Work instructions:
With pictures left out, retype exactly the lines from the one containing "What text is on this page?" through the final line of the entries.

------------------------------------------------------------

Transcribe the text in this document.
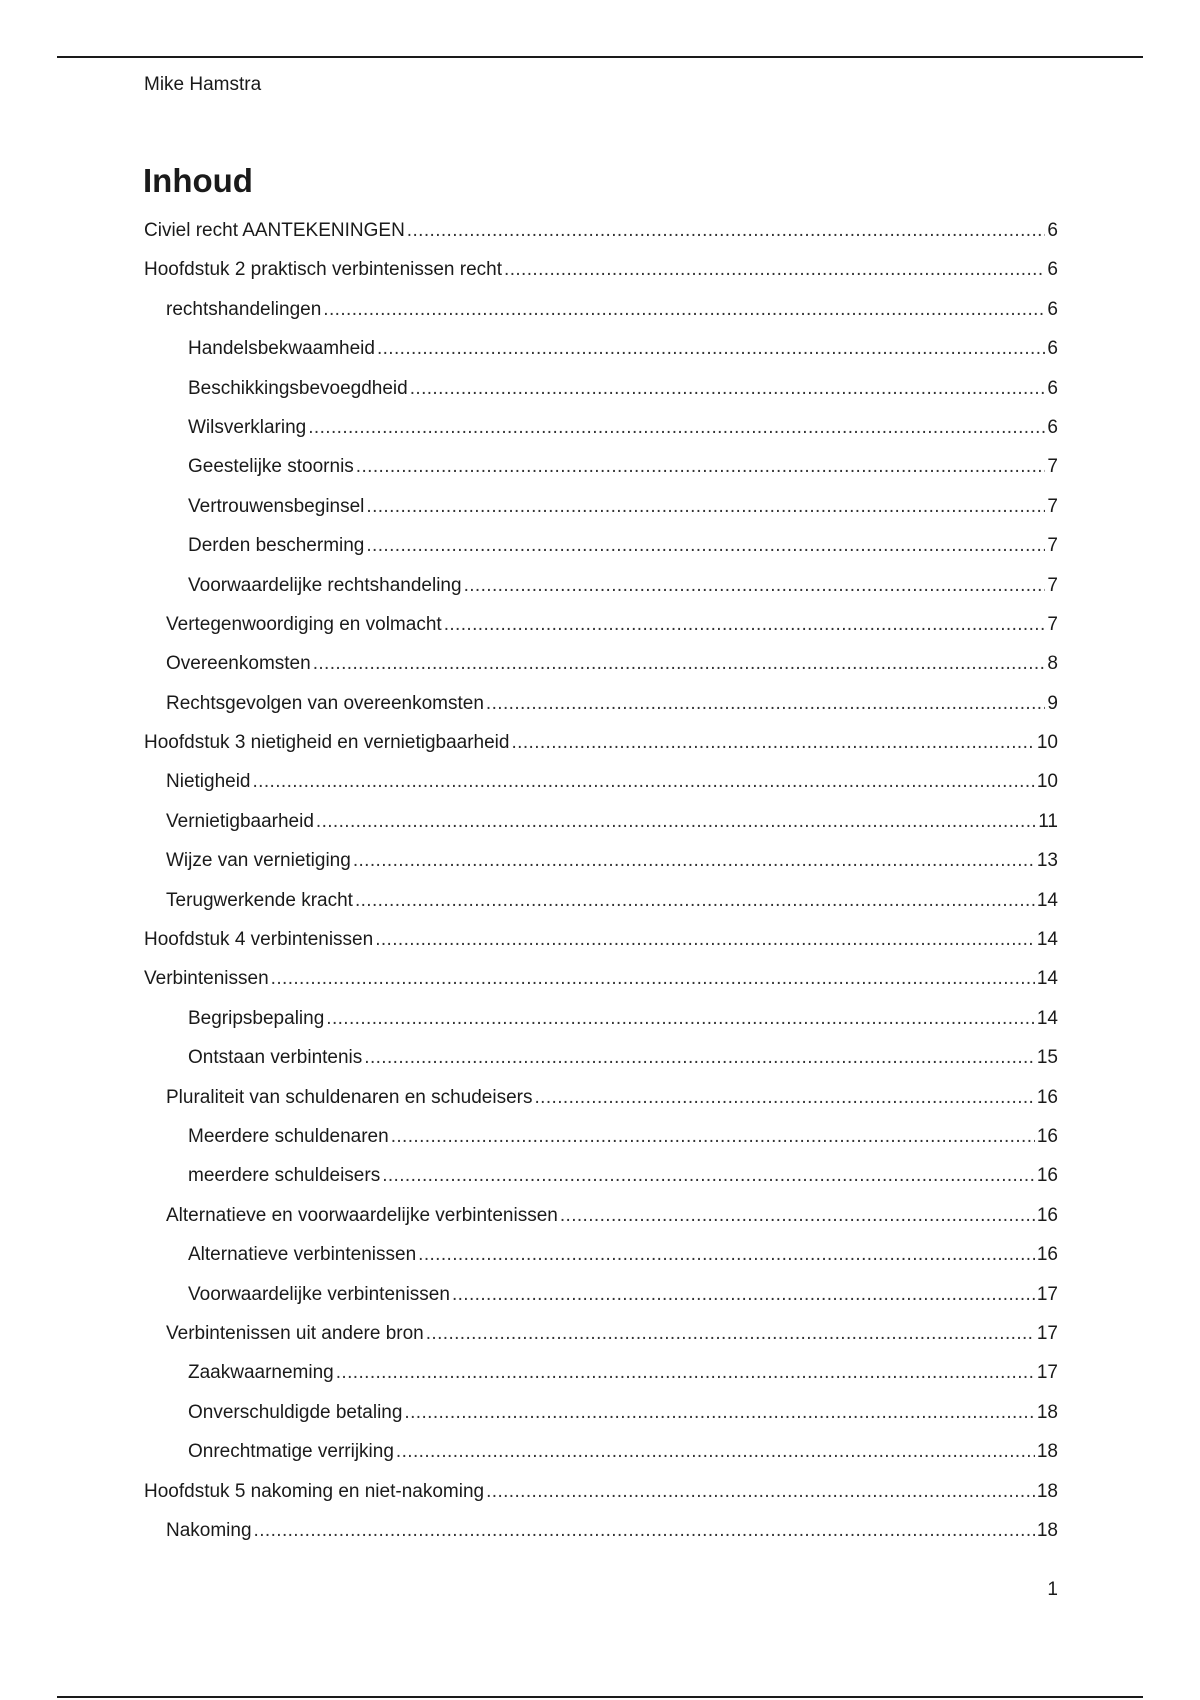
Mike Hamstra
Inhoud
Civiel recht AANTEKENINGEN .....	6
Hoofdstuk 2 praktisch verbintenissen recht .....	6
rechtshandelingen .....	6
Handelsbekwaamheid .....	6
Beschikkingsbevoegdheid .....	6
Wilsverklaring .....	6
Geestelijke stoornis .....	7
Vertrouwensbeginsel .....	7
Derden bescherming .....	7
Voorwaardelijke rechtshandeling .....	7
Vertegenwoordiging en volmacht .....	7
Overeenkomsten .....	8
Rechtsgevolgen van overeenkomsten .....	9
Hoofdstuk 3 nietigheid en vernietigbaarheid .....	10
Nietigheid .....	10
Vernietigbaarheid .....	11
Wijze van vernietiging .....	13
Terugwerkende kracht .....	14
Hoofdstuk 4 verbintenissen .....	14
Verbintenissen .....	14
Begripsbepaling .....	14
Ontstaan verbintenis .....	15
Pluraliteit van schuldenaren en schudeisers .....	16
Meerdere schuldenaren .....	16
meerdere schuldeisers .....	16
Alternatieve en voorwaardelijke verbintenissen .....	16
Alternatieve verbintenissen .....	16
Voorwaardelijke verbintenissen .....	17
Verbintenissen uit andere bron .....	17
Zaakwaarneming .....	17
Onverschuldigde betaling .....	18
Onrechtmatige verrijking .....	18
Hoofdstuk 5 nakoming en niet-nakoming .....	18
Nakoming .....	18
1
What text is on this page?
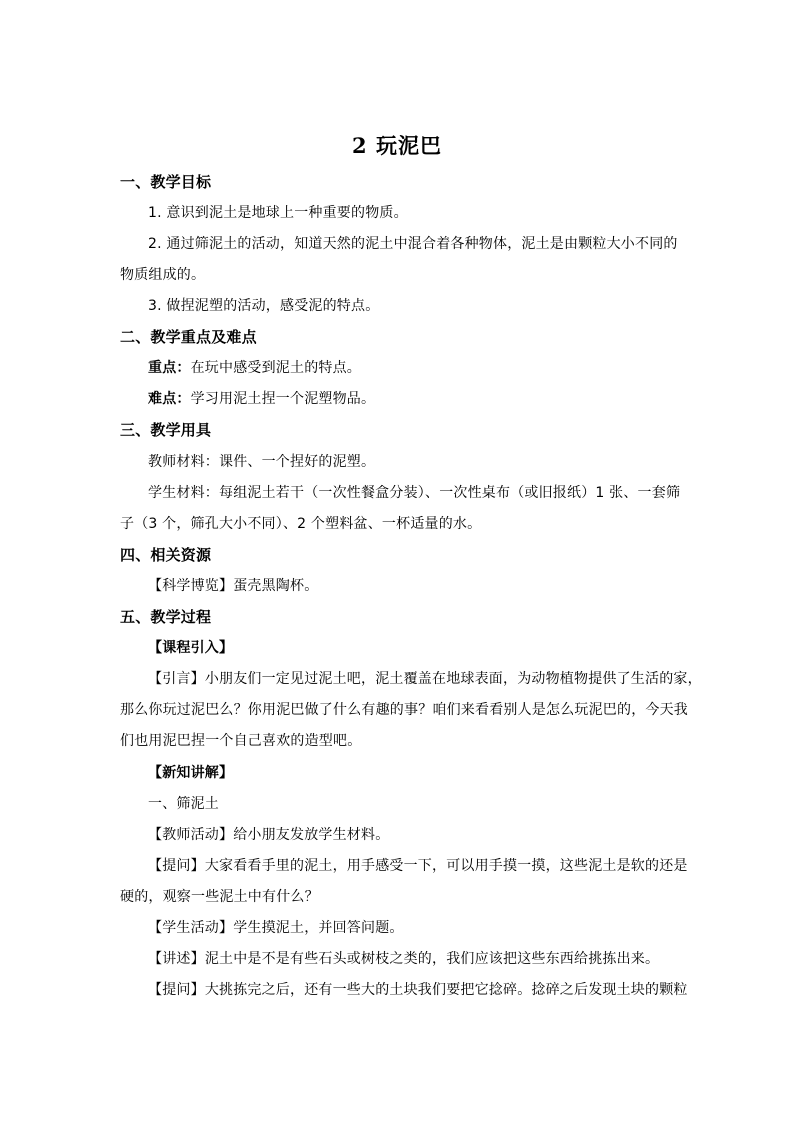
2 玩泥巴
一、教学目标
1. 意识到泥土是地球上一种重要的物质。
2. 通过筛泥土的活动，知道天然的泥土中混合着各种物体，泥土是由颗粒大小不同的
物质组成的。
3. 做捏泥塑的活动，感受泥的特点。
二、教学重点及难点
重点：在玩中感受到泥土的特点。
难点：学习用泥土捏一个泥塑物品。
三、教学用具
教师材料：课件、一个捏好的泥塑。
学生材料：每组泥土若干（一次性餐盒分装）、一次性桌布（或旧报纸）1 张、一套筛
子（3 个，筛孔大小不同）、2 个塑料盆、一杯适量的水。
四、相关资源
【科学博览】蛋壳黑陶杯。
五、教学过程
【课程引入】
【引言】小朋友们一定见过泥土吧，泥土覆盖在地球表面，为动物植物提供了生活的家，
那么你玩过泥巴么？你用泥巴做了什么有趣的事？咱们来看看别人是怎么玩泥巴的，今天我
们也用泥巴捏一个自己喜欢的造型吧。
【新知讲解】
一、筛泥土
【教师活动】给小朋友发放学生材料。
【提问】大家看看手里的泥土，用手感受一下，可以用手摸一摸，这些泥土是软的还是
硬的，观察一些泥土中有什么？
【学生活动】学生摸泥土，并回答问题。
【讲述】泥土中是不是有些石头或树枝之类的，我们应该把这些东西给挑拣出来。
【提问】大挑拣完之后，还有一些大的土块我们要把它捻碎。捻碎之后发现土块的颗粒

------------------------------------------------------------

Task result:
What text is on this page?
2 玩泥巴
一、教学目标
1. 意识到泥土是地球上一种重要的物质。
2. 通过筛泥土的活动，知道天然的泥土中混合着各种物体，泥土是由颗粒大小不同的
物质组成的。
3. 做捏泥塑的活动，感受泥的特点。
二、教学重点及难点
重点：在玩中感受到泥土的特点。
难点：学习用泥土捏一个泥塑物品。
三、教学用具
教师材料：课件、一个捏好的泥塑。
学生材料：每组泥土若干（一次性餐盒分装）、一次性桌布（或旧报纸）1 张、一套筛
子（3 个，筛孔大小不同）、2 个塑料盆、一杯适量的水。
四、相关资源
【科学博览】蛋壳黑陶杯。
五、教学过程
【课程引入】
【引言】小朋友们一定见过泥土吧，泥土覆盖在地球表面，为动物植物提供了生活的家，
那么你玩过泥巴么？你用泥巴做了什么有趣的事？咱们来看看别人是怎么玩泥巴的，今天我
们也用泥巴捏一个自己喜欢的造型吧。
【新知讲解】
一、筛泥土
【教师活动】给小朋友发放学生材料。
【提问】大家看看手里的泥土，用手感受一下，可以用手摸一摸，这些泥土是软的还是
硬的，观察一些泥土中有什么？
【学生活动】学生摸泥土，并回答问题。
【讲述】泥土中是不是有些石头或树枝之类的，我们应该把这些东西给挑拣出来。
【提问】大挑拣完之后，还有一些大的土块我们要把它捻碎。捻碎之后发现土块的颗粒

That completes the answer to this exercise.